'''
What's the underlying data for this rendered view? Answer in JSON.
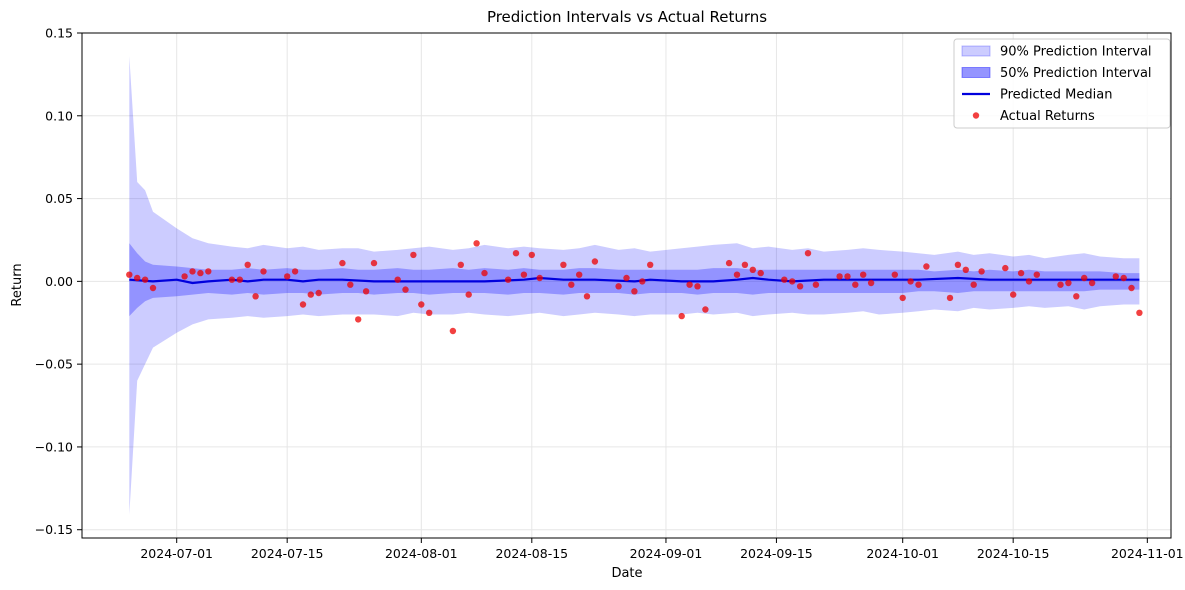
{
  "chart_data": {
    "type": "line",
    "title": "Prediction Intervals vs Actual Returns",
    "xlabel": "Date",
    "ylabel": "Return",
    "xlim": [
      "2024-06-19",
      "2024-11-04"
    ],
    "ylim": [
      -0.155,
      0.15
    ],
    "grid": true,
    "legend_position": "top-right",
    "x_ticks": [
      "2024-07-01",
      "2024-07-15",
      "2024-08-01",
      "2024-08-15",
      "2024-09-01",
      "2024-09-15",
      "2024-10-01",
      "2024-10-15",
      "2024-11-01"
    ],
    "y_ticks": [
      0.15,
      0.1,
      0.05,
      0.0,
      -0.05,
      -0.1,
      -0.15
    ],
    "y_tick_labels": [
      "0.15",
      "0.10",
      "0.05",
      "0.00",
      "−0.05",
      "−0.10",
      "−0.15"
    ],
    "colors": {
      "interval_90": "#0000ff",
      "interval_50": "#0000ff",
      "median": "#0000dd",
      "actual": "#ee0000"
    },
    "legend": [
      {
        "label": "90% Prediction Interval",
        "kind": "band90"
      },
      {
        "label": "50% Prediction Interval",
        "kind": "band50"
      },
      {
        "label": "Predicted Median",
        "kind": "line"
      },
      {
        "label": "Actual Returns",
        "kind": "dot"
      }
    ],
    "series": [
      {
        "name": "90% Prediction Interval",
        "kind": "band",
        "x": [
          "2024-06-25",
          "2024-06-26",
          "2024-06-27",
          "2024-06-28",
          "2024-07-01",
          "2024-07-03",
          "2024-07-05",
          "2024-07-08",
          "2024-07-10",
          "2024-07-12",
          "2024-07-15",
          "2024-07-17",
          "2024-07-19",
          "2024-07-22",
          "2024-07-24",
          "2024-07-26",
          "2024-07-29",
          "2024-07-31",
          "2024-08-02",
          "2024-08-05",
          "2024-08-07",
          "2024-08-09",
          "2024-08-12",
          "2024-08-14",
          "2024-08-16",
          "2024-08-19",
          "2024-08-21",
          "2024-08-23",
          "2024-08-26",
          "2024-08-28",
          "2024-08-30",
          "2024-09-03",
          "2024-09-05",
          "2024-09-07",
          "2024-09-10",
          "2024-09-12",
          "2024-09-14",
          "2024-09-17",
          "2024-09-19",
          "2024-09-21",
          "2024-09-24",
          "2024-09-26",
          "2024-09-28",
          "2024-10-01",
          "2024-10-03",
          "2024-10-05",
          "2024-10-08",
          "2024-10-10",
          "2024-10-12",
          "2024-10-15",
          "2024-10-17",
          "2024-10-19",
          "2024-10-22",
          "2024-10-24",
          "2024-10-26",
          "2024-10-29",
          "2024-10-31"
        ],
        "upper": [
          0.136,
          0.06,
          0.055,
          0.042,
          0.032,
          0.026,
          0.023,
          0.021,
          0.02,
          0.022,
          0.02,
          0.021,
          0.019,
          0.02,
          0.02,
          0.018,
          0.019,
          0.02,
          0.021,
          0.019,
          0.02,
          0.022,
          0.02,
          0.021,
          0.02,
          0.019,
          0.02,
          0.022,
          0.019,
          0.02,
          0.018,
          0.02,
          0.021,
          0.022,
          0.023,
          0.02,
          0.021,
          0.019,
          0.02,
          0.018,
          0.019,
          0.02,
          0.019,
          0.018,
          0.017,
          0.016,
          0.018,
          0.016,
          0.017,
          0.015,
          0.016,
          0.014,
          0.016,
          0.017,
          0.015,
          0.014,
          0.014
        ],
        "lower": [
          -0.141,
          -0.06,
          -0.05,
          -0.04,
          -0.031,
          -0.026,
          -0.023,
          -0.022,
          -0.021,
          -0.022,
          -0.021,
          -0.02,
          -0.021,
          -0.02,
          -0.02,
          -0.02,
          -0.021,
          -0.019,
          -0.02,
          -0.02,
          -0.019,
          -0.02,
          -0.021,
          -0.02,
          -0.019,
          -0.021,
          -0.02,
          -0.019,
          -0.02,
          -0.021,
          -0.02,
          -0.02,
          -0.019,
          -0.02,
          -0.019,
          -0.021,
          -0.02,
          -0.019,
          -0.02,
          -0.02,
          -0.019,
          -0.018,
          -0.02,
          -0.019,
          -0.018,
          -0.017,
          -0.018,
          -0.016,
          -0.017,
          -0.016,
          -0.015,
          -0.016,
          -0.015,
          -0.017,
          -0.015,
          -0.014,
          -0.014
        ]
      },
      {
        "name": "50% Prediction Interval",
        "kind": "band",
        "x": [
          "2024-06-25",
          "2024-06-26",
          "2024-06-27",
          "2024-06-28",
          "2024-07-01",
          "2024-07-03",
          "2024-07-05",
          "2024-07-08",
          "2024-07-10",
          "2024-07-12",
          "2024-07-15",
          "2024-07-17",
          "2024-07-19",
          "2024-07-22",
          "2024-07-24",
          "2024-07-26",
          "2024-07-29",
          "2024-07-31",
          "2024-08-02",
          "2024-08-05",
          "2024-08-07",
          "2024-08-09",
          "2024-08-12",
          "2024-08-14",
          "2024-08-16",
          "2024-08-19",
          "2024-08-21",
          "2024-08-23",
          "2024-08-26",
          "2024-08-28",
          "2024-08-30",
          "2024-09-03",
          "2024-09-05",
          "2024-09-07",
          "2024-09-10",
          "2024-09-12",
          "2024-09-14",
          "2024-09-17",
          "2024-09-19",
          "2024-09-21",
          "2024-09-24",
          "2024-09-26",
          "2024-09-28",
          "2024-10-01",
          "2024-10-03",
          "2024-10-05",
          "2024-10-08",
          "2024-10-10",
          "2024-10-12",
          "2024-10-15",
          "2024-10-17",
          "2024-10-19",
          "2024-10-22",
          "2024-10-24",
          "2024-10-26",
          "2024-10-29",
          "2024-10-31"
        ],
        "upper": [
          0.023,
          0.017,
          0.012,
          0.01,
          0.009,
          0.008,
          0.007,
          0.007,
          0.008,
          0.007,
          0.008,
          0.007,
          0.007,
          0.008,
          0.007,
          0.007,
          0.008,
          0.007,
          0.007,
          0.008,
          0.007,
          0.008,
          0.007,
          0.008,
          0.007,
          0.007,
          0.008,
          0.008,
          0.007,
          0.007,
          0.007,
          0.007,
          0.007,
          0.008,
          0.008,
          0.007,
          0.007,
          0.007,
          0.007,
          0.007,
          0.007,
          0.007,
          0.007,
          0.007,
          0.007,
          0.006,
          0.007,
          0.006,
          0.007,
          0.006,
          0.007,
          0.006,
          0.006,
          0.006,
          0.006,
          0.005,
          0.005
        ],
        "lower": [
          -0.021,
          -0.016,
          -0.012,
          -0.01,
          -0.009,
          -0.008,
          -0.007,
          -0.008,
          -0.007,
          -0.008,
          -0.007,
          -0.007,
          -0.008,
          -0.007,
          -0.007,
          -0.008,
          -0.007,
          -0.007,
          -0.008,
          -0.007,
          -0.007,
          -0.007,
          -0.008,
          -0.007,
          -0.007,
          -0.008,
          -0.007,
          -0.007,
          -0.007,
          -0.008,
          -0.007,
          -0.007,
          -0.008,
          -0.007,
          -0.007,
          -0.008,
          -0.007,
          -0.007,
          -0.007,
          -0.007,
          -0.007,
          -0.007,
          -0.007,
          -0.007,
          -0.006,
          -0.006,
          -0.007,
          -0.006,
          -0.006,
          -0.006,
          -0.006,
          -0.006,
          -0.006,
          -0.006,
          -0.005,
          -0.005,
          -0.005
        ]
      },
      {
        "name": "Predicted Median",
        "kind": "line",
        "x": [
          "2024-06-25",
          "2024-06-28",
          "2024-07-01",
          "2024-07-03",
          "2024-07-05",
          "2024-07-08",
          "2024-07-10",
          "2024-07-12",
          "2024-07-15",
          "2024-07-17",
          "2024-07-19",
          "2024-07-22",
          "2024-07-26",
          "2024-07-31",
          "2024-08-05",
          "2024-08-09",
          "2024-08-14",
          "2024-08-16",
          "2024-08-19",
          "2024-08-23",
          "2024-08-28",
          "2024-08-30",
          "2024-09-03",
          "2024-09-07",
          "2024-09-10",
          "2024-09-12",
          "2024-09-14",
          "2024-09-17",
          "2024-09-21",
          "2024-09-26",
          "2024-10-01",
          "2024-10-03",
          "2024-10-08",
          "2024-10-12",
          "2024-10-15",
          "2024-10-17",
          "2024-10-22",
          "2024-10-26",
          "2024-10-31"
        ],
        "values": [
          0.001,
          0.0,
          0.001,
          -0.001,
          0.0,
          0.001,
          0.0,
          0.001,
          0.001,
          0.0,
          0.001,
          0.001,
          0.0,
          0.0,
          0.0,
          0.0,
          0.001,
          0.002,
          0.001,
          0.001,
          0.0,
          0.001,
          0.0,
          0.0,
          0.001,
          0.002,
          0.001,
          0.0,
          0.001,
          0.001,
          0.001,
          0.001,
          0.002,
          0.001,
          0.001,
          0.001,
          0.001,
          0.001,
          0.001
        ]
      },
      {
        "name": "Actual Returns",
        "kind": "scatter",
        "x": [
          "2024-06-25",
          "2024-06-26",
          "2024-06-27",
          "2024-06-28",
          "2024-07-02",
          "2024-07-03",
          "2024-07-04",
          "2024-07-05",
          "2024-07-08",
          "2024-07-09",
          "2024-07-10",
          "2024-07-11",
          "2024-07-12",
          "2024-07-15",
          "2024-07-16",
          "2024-07-17",
          "2024-07-18",
          "2024-07-19",
          "2024-07-22",
          "2024-07-23",
          "2024-07-24",
          "2024-07-25",
          "2024-07-26",
          "2024-07-29",
          "2024-07-30",
          "2024-07-31",
          "2024-08-01",
          "2024-08-02",
          "2024-08-05",
          "2024-08-06",
          "2024-08-07",
          "2024-08-08",
          "2024-08-09",
          "2024-08-12",
          "2024-08-13",
          "2024-08-14",
          "2024-08-15",
          "2024-08-16",
          "2024-08-19",
          "2024-08-20",
          "2024-08-21",
          "2024-08-22",
          "2024-08-23",
          "2024-08-26",
          "2024-08-27",
          "2024-08-28",
          "2024-08-29",
          "2024-08-30",
          "2024-09-03",
          "2024-09-04",
          "2024-09-05",
          "2024-09-06",
          "2024-09-09",
          "2024-09-10",
          "2024-09-11",
          "2024-09-12",
          "2024-09-13",
          "2024-09-16",
          "2024-09-17",
          "2024-09-18",
          "2024-09-19",
          "2024-09-20",
          "2024-09-23",
          "2024-09-24",
          "2024-09-25",
          "2024-09-26",
          "2024-09-27",
          "2024-09-30",
          "2024-10-01",
          "2024-10-02",
          "2024-10-03",
          "2024-10-04",
          "2024-10-07",
          "2024-10-08",
          "2024-10-09",
          "2024-10-10",
          "2024-10-11",
          "2024-10-14",
          "2024-10-15",
          "2024-10-16",
          "2024-10-17",
          "2024-10-18",
          "2024-10-21",
          "2024-10-22",
          "2024-10-23",
          "2024-10-24",
          "2024-10-25",
          "2024-10-28",
          "2024-10-29",
          "2024-10-30",
          "2024-10-31"
        ],
        "values": [
          0.004,
          0.002,
          0.001,
          -0.004,
          0.003,
          0.006,
          0.005,
          0.006,
          0.001,
          0.001,
          0.01,
          -0.009,
          0.006,
          0.003,
          0.006,
          -0.014,
          -0.008,
          -0.007,
          0.011,
          -0.002,
          -0.023,
          -0.006,
          0.011,
          0.001,
          -0.005,
          0.016,
          -0.014,
          -0.019,
          -0.03,
          0.01,
          -0.008,
          0.023,
          0.005,
          0.001,
          0.017,
          0.004,
          0.016,
          0.002,
          0.01,
          -0.002,
          0.004,
          -0.009,
          0.012,
          -0.003,
          0.002,
          -0.006,
          0.0,
          0.01,
          -0.021,
          -0.002,
          -0.003,
          -0.017,
          0.011,
          0.004,
          0.01,
          0.007,
          0.005,
          0.001,
          0.0,
          -0.003,
          0.017,
          -0.002,
          0.003,
          0.003,
          -0.002,
          0.004,
          -0.001,
          0.004,
          -0.01,
          0.0,
          -0.002,
          0.009,
          -0.01,
          0.01,
          0.007,
          -0.002,
          0.006,
          0.008,
          -0.008,
          0.005,
          0.0,
          0.004,
          -0.002,
          -0.001,
          -0.009,
          0.002,
          -0.001,
          0.003,
          0.002,
          -0.004,
          -0.019
        ]
      }
    ]
  }
}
'''
## AIM
Take every line from the records above that has the word "Returns" and copy it.

## ANSWER
    "title": "Prediction Intervals vs Actual Returns",
        "label": "Actual Returns",
        "name": "Actual Returns",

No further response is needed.